● **REQUIRED WORK**
Your task is to repeat the entries word for word while leaving out the pictures.

::::

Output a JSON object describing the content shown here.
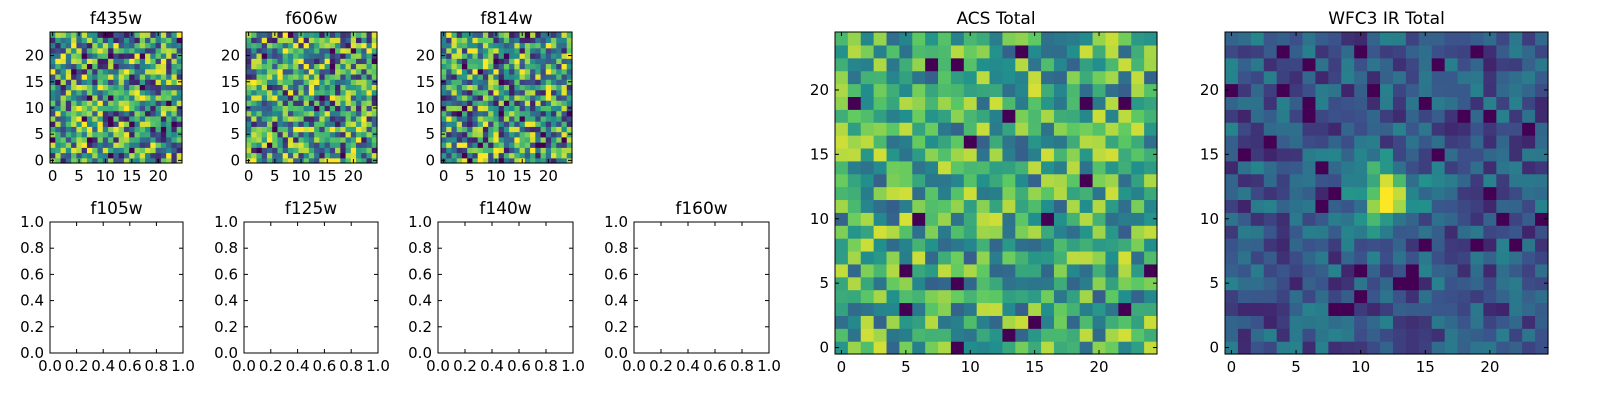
{
  "chart_data": [
    {
      "type": "heatmap",
      "title": "f435w",
      "grid_size": 24,
      "xlim": [
        0,
        24
      ],
      "ylim": [
        0,
        24
      ],
      "xticks": [
        "0",
        "5",
        "10",
        "15",
        "20"
      ],
      "yticks": [
        "0",
        "5",
        "10",
        "15",
        "20"
      ],
      "empty": false,
      "colormap": "viridis"
    },
    {
      "type": "heatmap",
      "title": "f606w",
      "grid_size": 24,
      "xlim": [
        0,
        24
      ],
      "ylim": [
        0,
        24
      ],
      "xticks": [
        "0",
        "5",
        "10",
        "15",
        "20"
      ],
      "yticks": [
        "0",
        "5",
        "10",
        "15",
        "20"
      ],
      "empty": false,
      "colormap": "viridis"
    },
    {
      "type": "heatmap",
      "title": "f814w",
      "grid_size": 24,
      "xlim": [
        0,
        24
      ],
      "ylim": [
        0,
        24
      ],
      "xticks": [
        "0",
        "5",
        "10",
        "15",
        "20"
      ],
      "yticks": [
        "0",
        "5",
        "10",
        "15",
        "20"
      ],
      "empty": false,
      "colormap": "viridis"
    },
    {
      "type": "heatmap",
      "title": "f105w",
      "xlim": [
        0.0,
        1.0
      ],
      "ylim": [
        0.0,
        1.0
      ],
      "xticks": [
        "0.0",
        "0.2",
        "0.4",
        "0.6",
        "0.8",
        "1.0"
      ],
      "yticks": [
        "0.0",
        "0.2",
        "0.4",
        "0.6",
        "0.8",
        "1.0"
      ],
      "empty": true
    },
    {
      "type": "heatmap",
      "title": "f125w",
      "xlim": [
        0.0,
        1.0
      ],
      "ylim": [
        0.0,
        1.0
      ],
      "xticks": [
        "0.0",
        "0.2",
        "0.4",
        "0.6",
        "0.8",
        "1.0"
      ],
      "yticks": [
        "0.0",
        "0.2",
        "0.4",
        "0.6",
        "0.8",
        "1.0"
      ],
      "empty": true
    },
    {
      "type": "heatmap",
      "title": "f140w",
      "xlim": [
        0.0,
        1.0
      ],
      "ylim": [
        0.0,
        1.0
      ],
      "xticks": [
        "0.0",
        "0.2",
        "0.4",
        "0.6",
        "0.8",
        "1.0"
      ],
      "yticks": [
        "0.0",
        "0.2",
        "0.4",
        "0.6",
        "0.8",
        "1.0"
      ],
      "empty": true
    },
    {
      "type": "heatmap",
      "title": "f160w",
      "xlim": [
        0.0,
        1.0
      ],
      "ylim": [
        0.0,
        1.0
      ],
      "xticks": [
        "0.0",
        "0.2",
        "0.4",
        "0.6",
        "0.8",
        "1.0"
      ],
      "yticks": [
        "0.0",
        "0.2",
        "0.4",
        "0.6",
        "0.8",
        "1.0"
      ],
      "empty": true
    },
    {
      "type": "heatmap",
      "title": "ACS Total",
      "grid_size": 24,
      "xlim": [
        0,
        24
      ],
      "ylim": [
        0,
        24
      ],
      "xticks": [
        "0",
        "5",
        "10",
        "15",
        "20"
      ],
      "yticks": [
        "0",
        "5",
        "10",
        "15",
        "20"
      ],
      "empty": false,
      "colormap": "viridis"
    },
    {
      "type": "heatmap",
      "title": "WFC3 IR Total",
      "grid_size": 24,
      "xlim": [
        0,
        24
      ],
      "ylim": [
        0,
        24
      ],
      "xticks": [
        "0",
        "5",
        "10",
        "15",
        "20"
      ],
      "yticks": [
        "0",
        "5",
        "10",
        "15",
        "20"
      ],
      "empty": false,
      "colormap": "viridis",
      "bright_source_center": [
        12,
        12
      ]
    }
  ],
  "colors": {
    "viridis_stops": [
      "#440154",
      "#3b528b",
      "#21908d",
      "#5dc963",
      "#fde725"
    ],
    "frame": "#000000",
    "background": "#ffffff"
  }
}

::::

● **TASK OUTPUT**
Output a JSON object describing the content shown here.
{
  "chart_data": [
    {
      "type": "heatmap",
      "title": "f435w",
      "grid_size": 24,
      "xlim": [
        0,
        24
      ],
      "ylim": [
        0,
        24
      ],
      "xticks": [
        "0",
        "5",
        "10",
        "15",
        "20"
      ],
      "yticks": [
        "0",
        "5",
        "10",
        "15",
        "20"
      ],
      "empty": false,
      "colormap": "viridis"
    },
    {
      "type": "heatmap",
      "title": "f606w",
      "grid_size": 24,
      "xlim": [
        0,
        24
      ],
      "ylim": [
        0,
        24
      ],
      "xticks": [
        "0",
        "5",
        "10",
        "15",
        "20"
      ],
      "yticks": [
        "0",
        "5",
        "10",
        "15",
        "20"
      ],
      "empty": false,
      "colormap": "viridis"
    },
    {
      "type": "heatmap",
      "title": "f814w",
      "grid_size": 24,
      "xlim": [
        0,
        24
      ],
      "ylim": [
        0,
        24
      ],
      "xticks": [
        "0",
        "5",
        "10",
        "15",
        "20"
      ],
      "yticks": [
        "0",
        "5",
        "10",
        "15",
        "20"
      ],
      "empty": false,
      "colormap": "viridis"
    },
    {
      "type": "heatmap",
      "title": "f105w",
      "xlim": [
        0.0,
        1.0
      ],
      "ylim": [
        0.0,
        1.0
      ],
      "xticks": [
        "0.0",
        "0.2",
        "0.4",
        "0.6",
        "0.8",
        "1.0"
      ],
      "yticks": [
        "0.0",
        "0.2",
        "0.4",
        "0.6",
        "0.8",
        "1.0"
      ],
      "empty": true
    },
    {
      "type": "heatmap",
      "title": "f125w",
      "xlim": [
        0.0,
        1.0
      ],
      "ylim": [
        0.0,
        1.0
      ],
      "xticks": [
        "0.0",
        "0.2",
        "0.4",
        "0.6",
        "0.8",
        "1.0"
      ],
      "yticks": [
        "0.0",
        "0.2",
        "0.4",
        "0.6",
        "0.8",
        "1.0"
      ],
      "empty": true
    },
    {
      "type": "heatmap",
      "title": "f140w",
      "xlim": [
        0.0,
        1.0
      ],
      "ylim": [
        0.0,
        1.0
      ],
      "xticks": [
        "0.0",
        "0.2",
        "0.4",
        "0.6",
        "0.8",
        "1.0"
      ],
      "yticks": [
        "0.0",
        "0.2",
        "0.4",
        "0.6",
        "0.8",
        "1.0"
      ],
      "empty": true
    },
    {
      "type": "heatmap",
      "title": "f160w",
      "xlim": [
        0.0,
        1.0
      ],
      "ylim": [
        0.0,
        1.0
      ],
      "xticks": [
        "0.0",
        "0.2",
        "0.4",
        "0.6",
        "0.8",
        "1.0"
      ],
      "yticks": [
        "0.0",
        "0.2",
        "0.4",
        "0.6",
        "0.8",
        "1.0"
      ],
      "empty": true
    },
    {
      "type": "heatmap",
      "title": "ACS Total",
      "grid_size": 24,
      "xlim": [
        0,
        24
      ],
      "ylim": [
        0,
        24
      ],
      "xticks": [
        "0",
        "5",
        "10",
        "15",
        "20"
      ],
      "yticks": [
        "0",
        "5",
        "10",
        "15",
        "20"
      ],
      "empty": false,
      "colormap": "viridis"
    },
    {
      "type": "heatmap",
      "title": "WFC3 IR Total",
      "grid_size": 24,
      "xlim": [
        0,
        24
      ],
      "ylim": [
        0,
        24
      ],
      "xticks": [
        "0",
        "5",
        "10",
        "15",
        "20"
      ],
      "yticks": [
        "0",
        "5",
        "10",
        "15",
        "20"
      ],
      "empty": false,
      "colormap": "viridis",
      "bright_source_center": [
        12,
        12
      ]
    }
  ],
  "colors": {
    "viridis_stops": [
      "#440154",
      "#3b528b",
      "#21908d",
      "#5dc963",
      "#fde725"
    ],
    "frame": "#000000",
    "background": "#ffffff"
  }
}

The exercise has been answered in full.